**Extracto de página:**
=-=-=-=-=
Sus piernas no funcionan bien a causa de un accidente. Pero su sonrisa es
amplia, fraternal. Doña Luz se acerca para saludarme. Es una mujer muy
sencilla, en cierta forma tímida. También forma parte del grupo que pretendo
preparar para enfrentar la vida.
Gradualmente
van llegando los demás asistentes. En su mayoría no saben leer ni escribir.
—Papá, yo les ayudo con el llenado de sus cuadernillos— me dice mi hijo. Un
acto de solidaridad, o como yo le llamo, vocación de servicio. No necesito
decir más nada, mi hijo conoce mi lenguaje a través de la mirada.
Doy inicio.
Intercambio con el grupo algunas de mis experiencias, me miran atentos, me escuchan…
—¡necesitamos de apoyos financieros, cierto!, pero si nadie nos ayuda no claudicaremos.
=-=-=-=-=
**Datos:**
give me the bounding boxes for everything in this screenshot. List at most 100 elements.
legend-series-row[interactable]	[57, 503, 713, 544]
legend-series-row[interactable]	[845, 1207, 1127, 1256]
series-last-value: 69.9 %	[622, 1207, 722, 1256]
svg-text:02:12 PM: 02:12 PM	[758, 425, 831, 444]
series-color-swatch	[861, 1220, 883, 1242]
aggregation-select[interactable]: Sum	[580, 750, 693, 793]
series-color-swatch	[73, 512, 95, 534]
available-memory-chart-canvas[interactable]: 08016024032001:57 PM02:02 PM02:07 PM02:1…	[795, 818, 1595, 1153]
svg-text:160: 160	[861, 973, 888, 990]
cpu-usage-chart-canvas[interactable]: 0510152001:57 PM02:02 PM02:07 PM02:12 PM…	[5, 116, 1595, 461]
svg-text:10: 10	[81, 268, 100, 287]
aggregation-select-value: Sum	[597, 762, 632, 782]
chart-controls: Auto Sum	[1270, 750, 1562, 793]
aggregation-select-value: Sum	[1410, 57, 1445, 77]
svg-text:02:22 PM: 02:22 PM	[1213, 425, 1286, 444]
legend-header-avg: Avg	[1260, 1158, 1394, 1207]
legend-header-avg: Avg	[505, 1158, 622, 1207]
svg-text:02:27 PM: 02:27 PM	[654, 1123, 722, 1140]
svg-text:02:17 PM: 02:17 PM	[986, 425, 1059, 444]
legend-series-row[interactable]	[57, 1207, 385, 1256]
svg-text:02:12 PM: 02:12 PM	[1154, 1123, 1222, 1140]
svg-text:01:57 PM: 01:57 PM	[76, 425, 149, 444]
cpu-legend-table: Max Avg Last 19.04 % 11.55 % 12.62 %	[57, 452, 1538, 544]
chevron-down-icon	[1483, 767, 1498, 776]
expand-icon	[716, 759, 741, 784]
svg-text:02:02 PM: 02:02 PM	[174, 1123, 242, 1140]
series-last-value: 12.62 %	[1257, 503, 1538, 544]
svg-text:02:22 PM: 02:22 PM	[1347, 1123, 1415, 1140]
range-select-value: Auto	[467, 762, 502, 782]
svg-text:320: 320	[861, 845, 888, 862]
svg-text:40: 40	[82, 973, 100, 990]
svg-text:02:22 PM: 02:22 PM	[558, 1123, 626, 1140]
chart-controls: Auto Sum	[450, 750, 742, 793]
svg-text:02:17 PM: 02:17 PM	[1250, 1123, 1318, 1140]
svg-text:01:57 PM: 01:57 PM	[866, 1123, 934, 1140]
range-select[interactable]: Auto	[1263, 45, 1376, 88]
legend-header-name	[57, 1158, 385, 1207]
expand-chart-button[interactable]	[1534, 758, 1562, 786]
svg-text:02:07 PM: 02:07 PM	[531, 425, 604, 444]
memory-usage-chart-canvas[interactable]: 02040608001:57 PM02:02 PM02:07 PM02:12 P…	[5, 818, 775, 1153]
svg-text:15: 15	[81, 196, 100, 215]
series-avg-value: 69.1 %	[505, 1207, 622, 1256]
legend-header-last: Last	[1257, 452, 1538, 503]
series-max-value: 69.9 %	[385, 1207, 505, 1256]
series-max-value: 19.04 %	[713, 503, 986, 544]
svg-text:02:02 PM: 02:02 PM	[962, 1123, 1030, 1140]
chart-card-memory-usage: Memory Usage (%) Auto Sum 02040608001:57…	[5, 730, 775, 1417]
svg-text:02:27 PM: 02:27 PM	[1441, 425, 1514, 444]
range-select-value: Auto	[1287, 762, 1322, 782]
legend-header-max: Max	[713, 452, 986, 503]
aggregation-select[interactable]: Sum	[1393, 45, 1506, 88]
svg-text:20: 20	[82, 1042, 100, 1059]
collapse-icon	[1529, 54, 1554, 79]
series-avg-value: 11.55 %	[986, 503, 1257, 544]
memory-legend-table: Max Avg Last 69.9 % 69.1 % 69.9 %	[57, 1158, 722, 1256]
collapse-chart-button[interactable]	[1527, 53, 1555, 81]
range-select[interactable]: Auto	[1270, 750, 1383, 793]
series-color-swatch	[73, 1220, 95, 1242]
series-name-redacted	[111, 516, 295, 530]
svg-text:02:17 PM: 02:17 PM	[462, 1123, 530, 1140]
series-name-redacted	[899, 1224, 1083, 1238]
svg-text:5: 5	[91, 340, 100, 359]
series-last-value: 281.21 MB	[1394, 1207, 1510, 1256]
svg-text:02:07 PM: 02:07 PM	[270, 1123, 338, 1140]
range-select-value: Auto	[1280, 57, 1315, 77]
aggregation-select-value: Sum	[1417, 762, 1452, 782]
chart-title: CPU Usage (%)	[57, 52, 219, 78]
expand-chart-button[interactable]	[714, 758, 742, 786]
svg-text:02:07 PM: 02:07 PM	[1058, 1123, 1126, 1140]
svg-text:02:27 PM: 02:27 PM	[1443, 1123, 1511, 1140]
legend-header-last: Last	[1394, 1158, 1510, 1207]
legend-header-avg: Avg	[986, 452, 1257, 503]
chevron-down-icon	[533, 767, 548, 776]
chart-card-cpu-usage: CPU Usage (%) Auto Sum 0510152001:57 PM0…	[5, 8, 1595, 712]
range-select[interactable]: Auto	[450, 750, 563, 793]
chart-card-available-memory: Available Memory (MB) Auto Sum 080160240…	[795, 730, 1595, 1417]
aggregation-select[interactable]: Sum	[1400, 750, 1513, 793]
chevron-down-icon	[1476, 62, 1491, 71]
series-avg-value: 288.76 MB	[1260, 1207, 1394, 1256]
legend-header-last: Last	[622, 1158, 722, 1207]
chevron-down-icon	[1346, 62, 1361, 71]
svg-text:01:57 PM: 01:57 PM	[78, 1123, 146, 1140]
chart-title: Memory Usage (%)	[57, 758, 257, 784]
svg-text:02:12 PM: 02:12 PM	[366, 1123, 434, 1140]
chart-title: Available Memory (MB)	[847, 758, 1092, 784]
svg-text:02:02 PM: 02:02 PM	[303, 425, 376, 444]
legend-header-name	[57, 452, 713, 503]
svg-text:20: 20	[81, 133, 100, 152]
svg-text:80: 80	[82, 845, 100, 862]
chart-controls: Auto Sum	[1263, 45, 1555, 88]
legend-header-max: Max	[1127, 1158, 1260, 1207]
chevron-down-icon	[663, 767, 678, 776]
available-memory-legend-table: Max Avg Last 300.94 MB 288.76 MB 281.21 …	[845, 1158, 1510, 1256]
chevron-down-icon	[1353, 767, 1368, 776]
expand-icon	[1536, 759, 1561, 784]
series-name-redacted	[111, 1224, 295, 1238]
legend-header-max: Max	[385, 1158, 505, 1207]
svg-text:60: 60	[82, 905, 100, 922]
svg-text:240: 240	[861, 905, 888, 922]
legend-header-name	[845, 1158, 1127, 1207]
=-=-=-=-=
**Tareas pendientes:**
a: Según el extracto, ¿con qué se ofrece a ayudar el hijo a los asistentes?
b: Retoma el extracto sobre el grupo de doña Luz y continúalo a partir de su última frase.

**Respuestas:**
a: Con el llenado de sus cuadernillos.

b:
Les voy a demostrar que cada uno de ustedes tiene talentos escondidos,
habilidades dormidas que se mantienen a la espera de ser despertadas para emprender
un negocio— les digo mientras que mi mirada escruta los rostros de cada uno en
un intento por adivinar lo que ellos callan.
La confianza
hace acto de presencia. Ezequiel y Margarita, su esposa, rompen el silencio. Me
dejan ver a través de sus palabras lo crudo de su realidad. Mi corazón se
estruja. La mayoría agacha la cabeza, como en señal de respeto.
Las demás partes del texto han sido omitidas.